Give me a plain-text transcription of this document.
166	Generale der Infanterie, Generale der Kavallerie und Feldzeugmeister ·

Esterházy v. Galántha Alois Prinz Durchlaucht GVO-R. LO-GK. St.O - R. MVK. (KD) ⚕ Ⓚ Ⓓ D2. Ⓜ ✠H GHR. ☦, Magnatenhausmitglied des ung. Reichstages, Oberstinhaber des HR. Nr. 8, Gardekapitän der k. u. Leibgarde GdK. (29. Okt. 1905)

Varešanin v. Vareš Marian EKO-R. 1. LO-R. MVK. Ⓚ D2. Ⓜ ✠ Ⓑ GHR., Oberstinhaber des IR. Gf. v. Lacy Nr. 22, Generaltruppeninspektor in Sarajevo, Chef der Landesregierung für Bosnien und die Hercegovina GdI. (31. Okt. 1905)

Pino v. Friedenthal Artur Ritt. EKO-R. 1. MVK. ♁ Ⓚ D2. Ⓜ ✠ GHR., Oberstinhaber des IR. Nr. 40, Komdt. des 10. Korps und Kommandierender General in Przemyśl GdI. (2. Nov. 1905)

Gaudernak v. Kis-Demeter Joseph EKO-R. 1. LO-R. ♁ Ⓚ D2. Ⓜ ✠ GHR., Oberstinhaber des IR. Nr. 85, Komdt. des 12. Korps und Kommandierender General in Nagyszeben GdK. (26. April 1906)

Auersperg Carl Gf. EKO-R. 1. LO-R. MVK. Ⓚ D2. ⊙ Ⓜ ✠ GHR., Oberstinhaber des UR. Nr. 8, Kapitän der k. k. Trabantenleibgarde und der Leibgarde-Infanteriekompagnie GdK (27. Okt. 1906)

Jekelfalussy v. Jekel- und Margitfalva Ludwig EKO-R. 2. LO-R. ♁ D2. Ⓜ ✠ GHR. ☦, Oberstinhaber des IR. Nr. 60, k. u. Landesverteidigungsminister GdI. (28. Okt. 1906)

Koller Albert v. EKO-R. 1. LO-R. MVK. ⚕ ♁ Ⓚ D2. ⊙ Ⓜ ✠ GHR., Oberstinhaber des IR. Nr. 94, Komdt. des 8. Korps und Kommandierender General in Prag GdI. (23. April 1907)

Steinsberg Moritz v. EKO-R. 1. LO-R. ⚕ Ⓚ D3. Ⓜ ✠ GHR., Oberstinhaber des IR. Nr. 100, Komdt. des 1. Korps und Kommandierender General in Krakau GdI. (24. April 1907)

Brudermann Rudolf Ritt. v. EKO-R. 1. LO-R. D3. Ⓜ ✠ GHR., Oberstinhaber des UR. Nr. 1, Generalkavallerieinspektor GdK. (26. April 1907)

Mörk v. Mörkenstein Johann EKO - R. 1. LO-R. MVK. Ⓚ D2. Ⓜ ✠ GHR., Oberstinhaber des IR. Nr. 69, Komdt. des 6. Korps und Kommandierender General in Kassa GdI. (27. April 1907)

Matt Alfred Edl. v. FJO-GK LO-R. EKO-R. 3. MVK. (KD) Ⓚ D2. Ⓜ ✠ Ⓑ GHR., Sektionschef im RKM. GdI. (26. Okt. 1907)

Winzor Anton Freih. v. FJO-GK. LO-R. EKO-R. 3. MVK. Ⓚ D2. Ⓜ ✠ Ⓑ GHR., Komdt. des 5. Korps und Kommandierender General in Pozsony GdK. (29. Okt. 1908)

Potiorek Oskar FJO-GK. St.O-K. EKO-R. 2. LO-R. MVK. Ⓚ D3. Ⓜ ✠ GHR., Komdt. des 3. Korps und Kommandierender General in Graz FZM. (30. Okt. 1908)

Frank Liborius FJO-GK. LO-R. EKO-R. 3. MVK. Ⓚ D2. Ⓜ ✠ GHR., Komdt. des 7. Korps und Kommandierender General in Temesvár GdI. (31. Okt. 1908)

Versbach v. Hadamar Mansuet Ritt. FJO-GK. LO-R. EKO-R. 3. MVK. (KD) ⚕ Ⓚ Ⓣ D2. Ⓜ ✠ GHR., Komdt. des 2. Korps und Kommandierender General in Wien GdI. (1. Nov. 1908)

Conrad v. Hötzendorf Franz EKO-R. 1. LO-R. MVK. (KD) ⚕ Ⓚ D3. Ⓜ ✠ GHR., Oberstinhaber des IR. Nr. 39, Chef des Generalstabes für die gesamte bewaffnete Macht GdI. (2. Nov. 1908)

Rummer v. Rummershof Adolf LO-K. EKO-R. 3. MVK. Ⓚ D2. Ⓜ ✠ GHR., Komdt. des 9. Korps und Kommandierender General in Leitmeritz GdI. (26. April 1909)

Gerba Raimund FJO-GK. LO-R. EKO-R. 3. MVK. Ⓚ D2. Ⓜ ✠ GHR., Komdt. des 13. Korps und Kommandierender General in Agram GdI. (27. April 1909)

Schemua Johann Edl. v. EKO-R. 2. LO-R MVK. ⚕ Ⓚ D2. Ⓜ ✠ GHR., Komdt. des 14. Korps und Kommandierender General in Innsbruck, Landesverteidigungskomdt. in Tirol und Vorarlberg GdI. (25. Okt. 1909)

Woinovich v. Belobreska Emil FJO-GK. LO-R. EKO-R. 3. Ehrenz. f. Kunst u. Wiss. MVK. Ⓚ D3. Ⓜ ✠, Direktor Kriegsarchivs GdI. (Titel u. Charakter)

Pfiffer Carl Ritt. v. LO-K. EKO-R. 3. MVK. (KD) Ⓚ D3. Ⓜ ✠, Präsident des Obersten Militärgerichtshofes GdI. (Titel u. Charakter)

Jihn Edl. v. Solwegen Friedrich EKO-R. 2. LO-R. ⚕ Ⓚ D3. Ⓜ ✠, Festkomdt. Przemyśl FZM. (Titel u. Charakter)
● ● ● ●
_EXERCISE REQUIREMENTS_:
Read the entries above, then pull out the lines that include "Charakter".

_FINAL RESULT_:
Woinovich v. Belobreska Emil FJO-GK. LO-R. EKO-R. 3. Ehrenz. f. Kunst u. Wiss. MVK. Ⓚ D3. Ⓜ ✠, Direktor Kriegsarchivs GdI. (Titel u. Charakter)
Pfiffer Carl Ritt. v. LO-K. EKO-R. 3. MVK. (KD) Ⓚ D3. Ⓜ ✠, Präsident des Obersten Militärgerichtshofes GdI. (Titel u. Charakter)
Jihn Edl. v. Solwegen Friedrich EKO-R. 2. LO-R. ⚕ Ⓚ D3. Ⓜ ✠, Festkomdt. Przemyśl FZM. (Titel u. Charakter)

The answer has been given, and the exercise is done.